Your goal: Can you restate the records below word for word?
═══ Excerpted data
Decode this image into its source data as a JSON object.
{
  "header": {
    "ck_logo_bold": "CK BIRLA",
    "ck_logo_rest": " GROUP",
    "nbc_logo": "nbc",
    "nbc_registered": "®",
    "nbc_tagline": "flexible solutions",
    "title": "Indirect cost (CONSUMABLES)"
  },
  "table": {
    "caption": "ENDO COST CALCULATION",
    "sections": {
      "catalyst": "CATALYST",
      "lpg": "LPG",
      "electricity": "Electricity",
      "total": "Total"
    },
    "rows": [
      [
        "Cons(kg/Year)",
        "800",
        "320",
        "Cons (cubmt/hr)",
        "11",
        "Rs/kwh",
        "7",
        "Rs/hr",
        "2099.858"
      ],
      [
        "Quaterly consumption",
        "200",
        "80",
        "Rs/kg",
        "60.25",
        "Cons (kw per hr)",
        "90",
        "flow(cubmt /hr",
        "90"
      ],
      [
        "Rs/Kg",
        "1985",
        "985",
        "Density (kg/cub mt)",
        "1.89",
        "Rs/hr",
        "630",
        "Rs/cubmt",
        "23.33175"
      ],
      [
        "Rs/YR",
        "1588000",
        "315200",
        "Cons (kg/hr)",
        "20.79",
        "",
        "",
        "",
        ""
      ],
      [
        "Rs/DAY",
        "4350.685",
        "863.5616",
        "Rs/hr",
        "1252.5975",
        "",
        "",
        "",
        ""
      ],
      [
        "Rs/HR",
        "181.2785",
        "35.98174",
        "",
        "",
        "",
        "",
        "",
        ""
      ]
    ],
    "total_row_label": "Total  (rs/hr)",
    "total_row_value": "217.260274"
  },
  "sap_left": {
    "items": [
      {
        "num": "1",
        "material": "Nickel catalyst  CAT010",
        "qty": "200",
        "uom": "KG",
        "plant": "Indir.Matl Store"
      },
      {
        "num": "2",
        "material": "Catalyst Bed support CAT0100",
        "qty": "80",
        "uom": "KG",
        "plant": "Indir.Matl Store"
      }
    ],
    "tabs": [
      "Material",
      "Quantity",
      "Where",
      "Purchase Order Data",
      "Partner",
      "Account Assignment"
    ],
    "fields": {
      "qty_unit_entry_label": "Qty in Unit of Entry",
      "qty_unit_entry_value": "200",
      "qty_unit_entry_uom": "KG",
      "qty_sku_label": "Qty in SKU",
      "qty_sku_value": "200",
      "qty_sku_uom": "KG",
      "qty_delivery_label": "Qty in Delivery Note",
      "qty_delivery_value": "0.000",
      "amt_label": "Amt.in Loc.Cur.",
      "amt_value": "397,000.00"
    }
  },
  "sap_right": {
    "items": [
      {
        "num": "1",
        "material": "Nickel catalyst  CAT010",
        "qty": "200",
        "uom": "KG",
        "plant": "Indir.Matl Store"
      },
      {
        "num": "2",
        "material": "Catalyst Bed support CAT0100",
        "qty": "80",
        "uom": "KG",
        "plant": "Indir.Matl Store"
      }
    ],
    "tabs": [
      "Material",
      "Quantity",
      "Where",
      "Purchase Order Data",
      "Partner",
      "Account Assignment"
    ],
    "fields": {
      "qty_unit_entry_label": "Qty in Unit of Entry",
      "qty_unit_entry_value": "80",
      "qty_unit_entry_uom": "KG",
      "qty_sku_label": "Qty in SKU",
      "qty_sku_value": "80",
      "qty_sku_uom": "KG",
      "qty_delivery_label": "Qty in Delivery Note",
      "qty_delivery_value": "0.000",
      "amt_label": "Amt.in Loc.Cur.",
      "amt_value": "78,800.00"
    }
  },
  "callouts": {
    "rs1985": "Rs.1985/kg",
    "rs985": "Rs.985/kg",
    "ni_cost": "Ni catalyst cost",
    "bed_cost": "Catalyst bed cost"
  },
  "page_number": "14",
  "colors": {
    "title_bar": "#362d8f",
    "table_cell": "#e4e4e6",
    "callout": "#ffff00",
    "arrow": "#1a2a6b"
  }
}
══════
Answer in full:
Decode this image into its source data as a JSON object.
{
  "header": {
    "ck_logo_bold": "CK BIRLA",
    "ck_logo_rest": " GROUP",
    "nbc_logo": "nbc",
    "nbc_registered": "®",
    "nbc_tagline": "flexible solutions",
    "title": "Indirect cost (CONSUMABLES)"
  },
  "table": {
    "caption": "ENDO COST CALCULATION",
    "sections": {
      "catalyst": "CATALYST",
      "lpg": "LPG",
      "electricity": "Electricity",
      "total": "Total"
    },
    "rows": [
      [
        "Cons(kg/Year)",
        "800",
        "320",
        "Cons (cubmt/hr)",
        "11",
        "Rs/kwh",
        "7",
        "Rs/hr",
        "2099.858"
      ],
      [
        "Quaterly consumption",
        "200",
        "80",
        "Rs/kg",
        "60.25",
        "Cons (kw per hr)",
        "90",
        "flow(cubmt /hr",
        "90"
      ],
      [
        "Rs/Kg",
        "1985",
        "985",
        "Density (kg/cub mt)",
        "1.89",
        "Rs/hr",
        "630",
        "Rs/cubmt",
        "23.33175"
      ],
      [
        "Rs/YR",
        "1588000",
        "315200",
        "Cons (kg/hr)",
        "20.79",
        "",
        "",
        "",
        ""
      ],
      [
        "Rs/DAY",
        "4350.685",
        "863.5616",
        "Rs/hr",
        "1252.5975",
        "",
        "",
        "",
        ""
      ],
      [
        "Rs/HR",
        "181.2785",
        "35.98174",
        "",
        "",
        "",
        "",
        "",
        ""
      ]
    ],
    "total_row_label": "Total  (rs/hr)",
    "total_row_value": "217.260274"
  },
  "sap_left": {
    "items": [
      {
        "num": "1",
        "material": "Nickel catalyst  CAT010",
        "qty": "200",
        "uom": "KG",
        "plant": "Indir.Matl Store"
      },
      {
        "num": "2",
        "material": "Catalyst Bed support CAT0100",
        "qty": "80",
        "uom": "KG",
        "plant": "Indir.Matl Store"
      }
    ],
    "tabs": [
      "Material",
      "Quantity",
      "Where",
      "Purchase Order Data",
      "Partner",
      "Account Assignment"
    ],
    "fields": {
      "qty_unit_entry_label": "Qty in Unit of Entry",
      "qty_unit_entry_value": "200",
      "qty_unit_entry_uom": "KG",
      "qty_sku_label": "Qty in SKU",
      "qty_sku_value": "200",
      "qty_sku_uom": "KG",
      "qty_delivery_label": "Qty in Delivery Note",
      "qty_delivery_value": "0.000",
      "amt_label": "Amt.in Loc.Cur.",
      "amt_value": "397,000.00"
    }
  },
  "sap_right": {
    "items": [
      {
        "num": "1",
        "material": "Nickel catalyst  CAT010",
        "qty": "200",
        "uom": "KG",
        "plant": "Indir.Matl Store"
      },
      {
        "num": "2",
        "material": "Catalyst Bed support CAT0100",
        "qty": "80",
        "uom": "KG",
        "plant": "Indir.Matl Store"
      }
    ],
    "tabs": [
      "Material",
      "Quantity",
      "Where",
      "Purchase Order Data",
      "Partner",
      "Account Assignment"
    ],
    "fields": {
      "qty_unit_entry_label": "Qty in Unit of Entry",
      "qty_unit_entry_value": "80",
      "qty_unit_entry_uom": "KG",
      "qty_sku_label": "Qty in SKU",
      "qty_sku_value": "80",
      "qty_sku_uom": "KG",
      "qty_delivery_label": "Qty in Delivery Note",
      "qty_delivery_value": "0.000",
      "amt_label": "Amt.in Loc.Cur.",
      "amt_value": "78,800.00"
    }
  },
  "callouts": {
    "rs1985": "Rs.1985/kg",
    "rs985": "Rs.985/kg",
    "ni_cost": "Ni catalyst cost",
    "bed_cost": "Catalyst bed cost"
  },
  "page_number": "14",
  "colors": {
    "title_bar": "#362d8f",
    "table_cell": "#e4e4e6",
    "callout": "#ffff00",
    "arrow": "#1a2a6b"
  }
}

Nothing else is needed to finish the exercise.